» Records for the task:
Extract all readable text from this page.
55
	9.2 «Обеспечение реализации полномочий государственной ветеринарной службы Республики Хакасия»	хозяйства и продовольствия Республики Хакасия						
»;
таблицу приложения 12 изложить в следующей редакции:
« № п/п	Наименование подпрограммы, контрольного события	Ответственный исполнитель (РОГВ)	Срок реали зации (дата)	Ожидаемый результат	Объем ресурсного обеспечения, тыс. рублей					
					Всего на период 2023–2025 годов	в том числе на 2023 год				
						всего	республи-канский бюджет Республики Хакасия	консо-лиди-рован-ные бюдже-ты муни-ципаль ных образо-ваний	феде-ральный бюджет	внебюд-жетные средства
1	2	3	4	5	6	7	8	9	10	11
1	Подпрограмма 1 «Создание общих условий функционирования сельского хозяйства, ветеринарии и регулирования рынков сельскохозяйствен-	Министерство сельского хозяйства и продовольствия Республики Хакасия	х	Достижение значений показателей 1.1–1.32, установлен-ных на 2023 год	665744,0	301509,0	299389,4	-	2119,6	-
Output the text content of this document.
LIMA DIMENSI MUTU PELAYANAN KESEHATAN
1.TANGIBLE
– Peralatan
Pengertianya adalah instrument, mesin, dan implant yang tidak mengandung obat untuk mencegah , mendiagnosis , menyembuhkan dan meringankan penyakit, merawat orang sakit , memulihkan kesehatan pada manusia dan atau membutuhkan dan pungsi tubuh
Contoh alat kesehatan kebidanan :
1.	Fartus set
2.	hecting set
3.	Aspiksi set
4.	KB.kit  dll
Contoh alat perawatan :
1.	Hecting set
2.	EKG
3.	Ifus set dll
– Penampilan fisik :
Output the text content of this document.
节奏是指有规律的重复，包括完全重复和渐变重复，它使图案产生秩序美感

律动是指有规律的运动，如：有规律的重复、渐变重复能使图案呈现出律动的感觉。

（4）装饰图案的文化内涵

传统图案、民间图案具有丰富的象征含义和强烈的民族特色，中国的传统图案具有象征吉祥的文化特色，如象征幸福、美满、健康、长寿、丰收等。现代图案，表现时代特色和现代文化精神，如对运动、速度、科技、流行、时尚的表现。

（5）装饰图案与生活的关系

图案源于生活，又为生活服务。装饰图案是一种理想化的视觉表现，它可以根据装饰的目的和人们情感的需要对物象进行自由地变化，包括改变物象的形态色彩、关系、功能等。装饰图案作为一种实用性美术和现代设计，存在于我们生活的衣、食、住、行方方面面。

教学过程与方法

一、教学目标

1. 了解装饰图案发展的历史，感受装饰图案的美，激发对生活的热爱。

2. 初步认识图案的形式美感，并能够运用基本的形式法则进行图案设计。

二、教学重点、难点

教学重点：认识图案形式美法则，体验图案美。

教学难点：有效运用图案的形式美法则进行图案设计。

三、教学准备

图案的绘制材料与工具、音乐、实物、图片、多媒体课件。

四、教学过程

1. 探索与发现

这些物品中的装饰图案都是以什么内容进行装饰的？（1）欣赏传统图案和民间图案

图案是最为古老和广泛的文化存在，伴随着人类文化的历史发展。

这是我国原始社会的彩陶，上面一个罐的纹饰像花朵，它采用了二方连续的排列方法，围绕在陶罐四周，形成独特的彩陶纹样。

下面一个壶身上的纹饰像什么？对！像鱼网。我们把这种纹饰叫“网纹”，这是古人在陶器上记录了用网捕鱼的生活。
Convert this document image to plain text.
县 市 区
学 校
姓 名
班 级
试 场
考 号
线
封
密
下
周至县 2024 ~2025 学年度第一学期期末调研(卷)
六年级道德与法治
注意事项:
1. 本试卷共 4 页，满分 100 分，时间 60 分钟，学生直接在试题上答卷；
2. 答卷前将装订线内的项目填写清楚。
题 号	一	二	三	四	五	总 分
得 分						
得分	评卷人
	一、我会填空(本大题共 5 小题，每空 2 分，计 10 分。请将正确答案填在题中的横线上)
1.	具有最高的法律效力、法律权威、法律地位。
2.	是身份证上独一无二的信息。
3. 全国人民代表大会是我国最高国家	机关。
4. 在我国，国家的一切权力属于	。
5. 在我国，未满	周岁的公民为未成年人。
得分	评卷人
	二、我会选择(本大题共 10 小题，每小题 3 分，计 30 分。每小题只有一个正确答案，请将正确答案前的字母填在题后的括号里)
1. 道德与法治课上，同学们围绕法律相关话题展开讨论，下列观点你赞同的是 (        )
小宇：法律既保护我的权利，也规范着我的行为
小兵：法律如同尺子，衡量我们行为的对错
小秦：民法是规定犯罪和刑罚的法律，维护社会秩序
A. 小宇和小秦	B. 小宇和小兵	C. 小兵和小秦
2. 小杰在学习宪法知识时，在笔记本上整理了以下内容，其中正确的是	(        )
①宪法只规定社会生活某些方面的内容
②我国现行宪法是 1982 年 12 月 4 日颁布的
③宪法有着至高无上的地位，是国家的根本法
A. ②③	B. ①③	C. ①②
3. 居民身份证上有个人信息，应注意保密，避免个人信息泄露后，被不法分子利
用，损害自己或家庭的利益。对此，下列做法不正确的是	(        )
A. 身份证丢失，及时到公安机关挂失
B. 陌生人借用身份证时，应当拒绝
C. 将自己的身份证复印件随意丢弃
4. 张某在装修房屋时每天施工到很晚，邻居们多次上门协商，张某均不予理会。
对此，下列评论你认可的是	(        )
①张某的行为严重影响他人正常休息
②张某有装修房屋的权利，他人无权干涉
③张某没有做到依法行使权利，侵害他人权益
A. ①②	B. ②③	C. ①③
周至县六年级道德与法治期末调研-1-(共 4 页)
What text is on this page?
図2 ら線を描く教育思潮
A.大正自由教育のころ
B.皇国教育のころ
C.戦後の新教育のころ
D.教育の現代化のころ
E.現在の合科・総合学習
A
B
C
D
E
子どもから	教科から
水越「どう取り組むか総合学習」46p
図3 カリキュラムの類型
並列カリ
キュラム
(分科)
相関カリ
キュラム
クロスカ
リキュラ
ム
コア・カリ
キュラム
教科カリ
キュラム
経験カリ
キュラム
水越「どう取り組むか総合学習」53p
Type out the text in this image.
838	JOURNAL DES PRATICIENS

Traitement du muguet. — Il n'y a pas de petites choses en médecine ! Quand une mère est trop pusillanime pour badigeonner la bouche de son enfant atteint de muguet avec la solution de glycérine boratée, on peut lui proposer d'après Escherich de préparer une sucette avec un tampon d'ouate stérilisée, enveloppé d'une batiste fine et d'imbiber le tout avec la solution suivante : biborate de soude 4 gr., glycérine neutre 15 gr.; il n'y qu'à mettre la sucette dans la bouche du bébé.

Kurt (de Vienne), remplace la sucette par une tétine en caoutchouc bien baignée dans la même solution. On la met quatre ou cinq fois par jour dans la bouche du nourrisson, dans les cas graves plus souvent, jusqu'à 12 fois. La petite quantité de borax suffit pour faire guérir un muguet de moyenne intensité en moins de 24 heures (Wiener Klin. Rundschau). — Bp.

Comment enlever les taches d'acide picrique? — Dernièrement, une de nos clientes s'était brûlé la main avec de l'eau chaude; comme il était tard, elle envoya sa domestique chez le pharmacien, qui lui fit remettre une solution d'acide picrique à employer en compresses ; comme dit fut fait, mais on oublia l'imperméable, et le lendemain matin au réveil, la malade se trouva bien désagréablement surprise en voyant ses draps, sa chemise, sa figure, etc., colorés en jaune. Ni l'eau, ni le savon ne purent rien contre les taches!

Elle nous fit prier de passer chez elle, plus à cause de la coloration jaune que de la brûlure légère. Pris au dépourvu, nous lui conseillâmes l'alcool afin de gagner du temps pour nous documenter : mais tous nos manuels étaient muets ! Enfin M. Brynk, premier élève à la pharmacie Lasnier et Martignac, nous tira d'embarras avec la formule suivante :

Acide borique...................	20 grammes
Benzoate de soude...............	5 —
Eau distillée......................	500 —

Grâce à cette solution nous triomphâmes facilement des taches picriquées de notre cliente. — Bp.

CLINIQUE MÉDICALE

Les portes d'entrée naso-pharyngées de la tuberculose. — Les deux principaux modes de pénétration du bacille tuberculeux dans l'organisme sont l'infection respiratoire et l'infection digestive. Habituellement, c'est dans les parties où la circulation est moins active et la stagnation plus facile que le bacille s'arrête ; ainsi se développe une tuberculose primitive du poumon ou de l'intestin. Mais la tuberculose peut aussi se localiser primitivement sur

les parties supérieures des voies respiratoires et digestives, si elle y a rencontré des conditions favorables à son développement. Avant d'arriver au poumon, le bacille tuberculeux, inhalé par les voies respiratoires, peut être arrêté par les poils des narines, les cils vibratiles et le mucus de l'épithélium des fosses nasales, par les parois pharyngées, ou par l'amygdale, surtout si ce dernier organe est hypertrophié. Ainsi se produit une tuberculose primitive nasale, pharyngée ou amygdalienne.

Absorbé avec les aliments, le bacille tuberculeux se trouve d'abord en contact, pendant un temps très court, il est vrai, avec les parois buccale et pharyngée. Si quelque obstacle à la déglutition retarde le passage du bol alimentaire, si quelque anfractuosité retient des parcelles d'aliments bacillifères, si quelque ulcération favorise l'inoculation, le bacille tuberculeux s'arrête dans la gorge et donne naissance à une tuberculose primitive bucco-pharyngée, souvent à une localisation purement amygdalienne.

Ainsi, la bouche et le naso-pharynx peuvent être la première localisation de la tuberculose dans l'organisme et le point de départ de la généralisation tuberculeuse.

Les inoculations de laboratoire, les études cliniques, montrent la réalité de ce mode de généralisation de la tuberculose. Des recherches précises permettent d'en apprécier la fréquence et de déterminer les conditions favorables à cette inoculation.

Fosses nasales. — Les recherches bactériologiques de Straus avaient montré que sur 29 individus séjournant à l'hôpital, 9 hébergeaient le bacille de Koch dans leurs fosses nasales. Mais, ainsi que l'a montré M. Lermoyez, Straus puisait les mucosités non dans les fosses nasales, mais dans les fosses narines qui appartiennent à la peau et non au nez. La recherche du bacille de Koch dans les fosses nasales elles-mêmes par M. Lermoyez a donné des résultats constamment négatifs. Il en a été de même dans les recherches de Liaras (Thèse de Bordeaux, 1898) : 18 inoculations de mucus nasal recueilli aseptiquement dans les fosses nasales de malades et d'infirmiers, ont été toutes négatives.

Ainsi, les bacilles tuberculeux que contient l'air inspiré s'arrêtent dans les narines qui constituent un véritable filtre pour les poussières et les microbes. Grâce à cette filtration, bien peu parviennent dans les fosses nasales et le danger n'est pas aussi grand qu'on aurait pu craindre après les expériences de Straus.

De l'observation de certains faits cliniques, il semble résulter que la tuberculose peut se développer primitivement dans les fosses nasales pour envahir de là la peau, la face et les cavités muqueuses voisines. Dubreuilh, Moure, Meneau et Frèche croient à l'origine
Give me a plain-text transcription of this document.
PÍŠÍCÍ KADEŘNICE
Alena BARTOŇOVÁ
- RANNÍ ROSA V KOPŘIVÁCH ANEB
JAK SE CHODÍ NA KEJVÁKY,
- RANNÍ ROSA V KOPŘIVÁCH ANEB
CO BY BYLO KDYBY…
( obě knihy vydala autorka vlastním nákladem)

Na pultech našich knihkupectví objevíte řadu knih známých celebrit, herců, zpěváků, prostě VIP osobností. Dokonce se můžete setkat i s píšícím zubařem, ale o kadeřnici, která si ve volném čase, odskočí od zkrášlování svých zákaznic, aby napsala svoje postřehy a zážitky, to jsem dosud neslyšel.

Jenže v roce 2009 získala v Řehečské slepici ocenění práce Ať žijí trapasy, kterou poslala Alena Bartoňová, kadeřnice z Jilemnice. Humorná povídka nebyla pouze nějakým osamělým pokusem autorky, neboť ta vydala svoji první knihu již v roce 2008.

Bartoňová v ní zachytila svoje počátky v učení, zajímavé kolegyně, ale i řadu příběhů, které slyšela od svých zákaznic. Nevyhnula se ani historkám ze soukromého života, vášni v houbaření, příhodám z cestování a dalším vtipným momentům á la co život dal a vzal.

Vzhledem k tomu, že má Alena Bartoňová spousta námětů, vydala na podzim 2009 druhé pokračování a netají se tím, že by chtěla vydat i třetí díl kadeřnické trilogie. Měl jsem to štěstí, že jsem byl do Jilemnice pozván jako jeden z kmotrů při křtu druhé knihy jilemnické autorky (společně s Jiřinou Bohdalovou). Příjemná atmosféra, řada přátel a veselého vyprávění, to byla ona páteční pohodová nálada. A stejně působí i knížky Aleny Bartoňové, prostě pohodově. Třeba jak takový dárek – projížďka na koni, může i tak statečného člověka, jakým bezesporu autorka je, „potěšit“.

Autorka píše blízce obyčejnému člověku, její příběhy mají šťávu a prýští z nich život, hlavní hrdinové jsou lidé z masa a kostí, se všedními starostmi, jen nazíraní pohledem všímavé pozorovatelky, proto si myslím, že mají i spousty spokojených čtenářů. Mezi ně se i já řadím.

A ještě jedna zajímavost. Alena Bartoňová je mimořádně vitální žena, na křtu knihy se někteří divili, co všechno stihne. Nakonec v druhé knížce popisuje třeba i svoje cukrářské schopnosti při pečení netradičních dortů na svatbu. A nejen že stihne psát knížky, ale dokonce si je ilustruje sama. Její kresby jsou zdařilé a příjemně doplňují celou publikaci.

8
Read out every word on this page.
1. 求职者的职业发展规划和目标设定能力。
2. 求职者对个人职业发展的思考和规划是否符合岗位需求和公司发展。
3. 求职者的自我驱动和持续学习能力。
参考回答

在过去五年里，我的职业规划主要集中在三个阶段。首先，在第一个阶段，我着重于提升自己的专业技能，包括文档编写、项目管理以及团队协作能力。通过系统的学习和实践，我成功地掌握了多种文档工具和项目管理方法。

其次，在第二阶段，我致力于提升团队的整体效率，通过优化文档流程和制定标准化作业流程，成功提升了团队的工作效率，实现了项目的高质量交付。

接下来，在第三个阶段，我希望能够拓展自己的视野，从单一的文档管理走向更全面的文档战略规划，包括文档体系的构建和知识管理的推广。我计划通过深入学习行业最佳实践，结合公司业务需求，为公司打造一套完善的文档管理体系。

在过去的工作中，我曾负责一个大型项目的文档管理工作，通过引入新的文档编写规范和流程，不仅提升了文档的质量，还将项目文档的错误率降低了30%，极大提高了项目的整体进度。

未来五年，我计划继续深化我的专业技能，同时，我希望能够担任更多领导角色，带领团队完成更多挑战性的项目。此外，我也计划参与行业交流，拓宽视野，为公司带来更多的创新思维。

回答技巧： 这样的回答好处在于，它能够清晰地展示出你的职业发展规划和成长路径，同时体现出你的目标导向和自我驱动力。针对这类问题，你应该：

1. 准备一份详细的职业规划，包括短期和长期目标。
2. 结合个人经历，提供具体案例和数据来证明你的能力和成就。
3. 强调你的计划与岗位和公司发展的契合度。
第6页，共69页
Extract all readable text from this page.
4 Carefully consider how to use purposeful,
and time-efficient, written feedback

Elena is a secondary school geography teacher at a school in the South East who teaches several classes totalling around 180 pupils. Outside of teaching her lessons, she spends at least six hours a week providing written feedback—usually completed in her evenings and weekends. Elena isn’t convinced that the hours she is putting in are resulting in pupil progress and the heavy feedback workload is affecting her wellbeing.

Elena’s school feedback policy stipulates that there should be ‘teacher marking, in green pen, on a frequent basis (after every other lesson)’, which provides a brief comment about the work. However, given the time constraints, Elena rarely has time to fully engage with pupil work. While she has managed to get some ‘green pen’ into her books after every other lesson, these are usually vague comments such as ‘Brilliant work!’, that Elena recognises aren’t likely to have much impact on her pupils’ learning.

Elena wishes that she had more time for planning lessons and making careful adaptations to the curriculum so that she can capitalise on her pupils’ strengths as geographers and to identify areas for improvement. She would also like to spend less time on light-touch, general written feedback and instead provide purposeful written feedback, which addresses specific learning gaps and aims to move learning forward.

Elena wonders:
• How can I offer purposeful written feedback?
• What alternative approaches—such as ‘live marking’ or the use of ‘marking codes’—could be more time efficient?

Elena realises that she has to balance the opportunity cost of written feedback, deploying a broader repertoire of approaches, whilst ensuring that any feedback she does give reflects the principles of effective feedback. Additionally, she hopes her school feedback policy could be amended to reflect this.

» What is required: Pick out lines containing the word "peau", each one as written.

» Correct answer:
Fosses nasales. — Les recherches bactériologiques de Straus avaient montré que sur 29 individus séjournant à l'hôpital, 9 hébergeaient le bacille de Koch dans leurs fosses nasales. Mais, ainsi que l'a montré M. Lermoyez, Straus puisait les mucosités non dans les fosses nasales, mais dans les fosses narines qui appartiennent à la peau et non au nez. La recherche du bacille de Koch dans les fosses nasales elles-mêmes par M. Lermoyez a donné des résultats constamment négatifs. Il en a été de même dans les recherches de Liaras (Thèse de Bordeaux, 1898) : 18 inoculations de mucus nasal recueilli aseptiquement dans les fosses nasales de malades et d'infirmiers, ont été toutes négatives.
De l'observation de certains faits cliniques, il semble résulter que la tuberculose peut se développer primitivement dans les fosses nasales pour envahir de là la peau, la face et les cavités muqueuses voisines. Dubreuilh, Moure, Meneau et Frèche croient à l'origine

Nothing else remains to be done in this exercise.